Reproduce all lines of the listing below in which the word "title" occurs.

━━━━━ Working data

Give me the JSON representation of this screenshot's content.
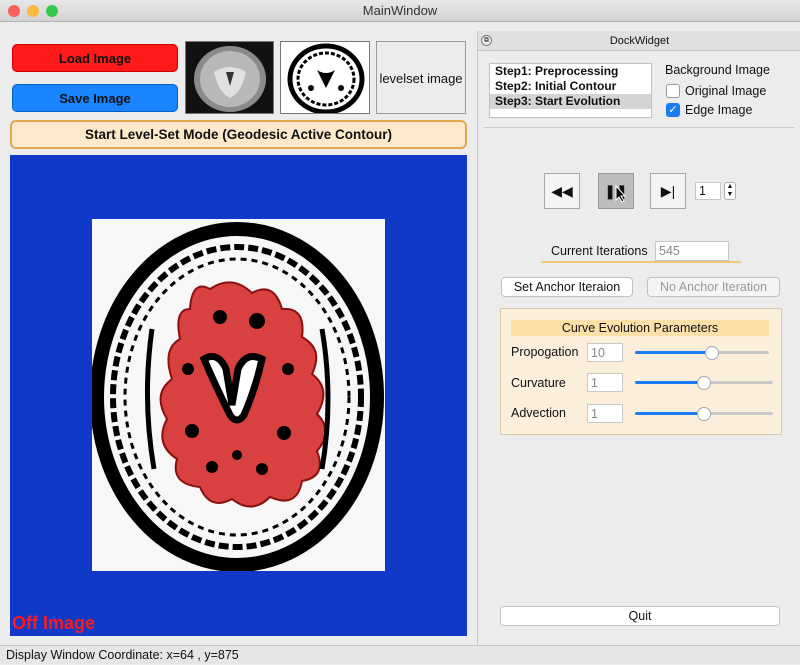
{
  "window": {
    "title": "MainWindow"
  },
  "left": {
    "load_label": "Load Image",
    "save_label": "Save Image",
    "levelset_label": "levelset image",
    "start_mode_label": "Start Level-Set Mode (Geodesic Active Contour)",
    "off_image_label": "Off Image"
  },
  "status": {
    "text": "Display Window Coordinate: x=64 , y=875"
  },
  "dock": {
    "title": "DockWidget",
    "steps": [
      "Step1: Preprocessing",
      "Step2: Initial Contour",
      "Step3: Start Evolution"
    ],
    "selected_step": "Step3: Start Evolution",
    "background": {
      "label": "Background Image",
      "original_label": "Original Image",
      "original_checked": false,
      "edge_label": "Edge Image",
      "edge_checked": true
    },
    "playback": {
      "step_value": "1"
    },
    "current_iterations_label": "Current Iterations",
    "current_iterations_value": "545",
    "set_anchor_label": "Set Anchor Iteraion",
    "no_anchor_label": "No Anchor Iteration",
    "params": {
      "title": "Curve Evolution Parameters",
      "propogation_label": "Propogation",
      "propogation_value": "10",
      "propogation_level": 0.58,
      "curvature_label": "Curvature",
      "curvature_value": "1",
      "curvature_level": 0.5,
      "advection_label": "Advection",
      "advection_value": "1",
      "advection_level": 0.5
    },
    "quit_label": "Quit"
  },
  "colors": {
    "load_button": "#ff1a1a",
    "save_button": "#1a85ff",
    "display_background": "#1039c8",
    "contour_fill": "#d94040",
    "accent": "#1a7ef2"
  }
}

━━━━━━━━━━

Answer below —
    "title": "MainWindow"
    "title": "DockWidget",
      "title": "Curve Evolution Parameters",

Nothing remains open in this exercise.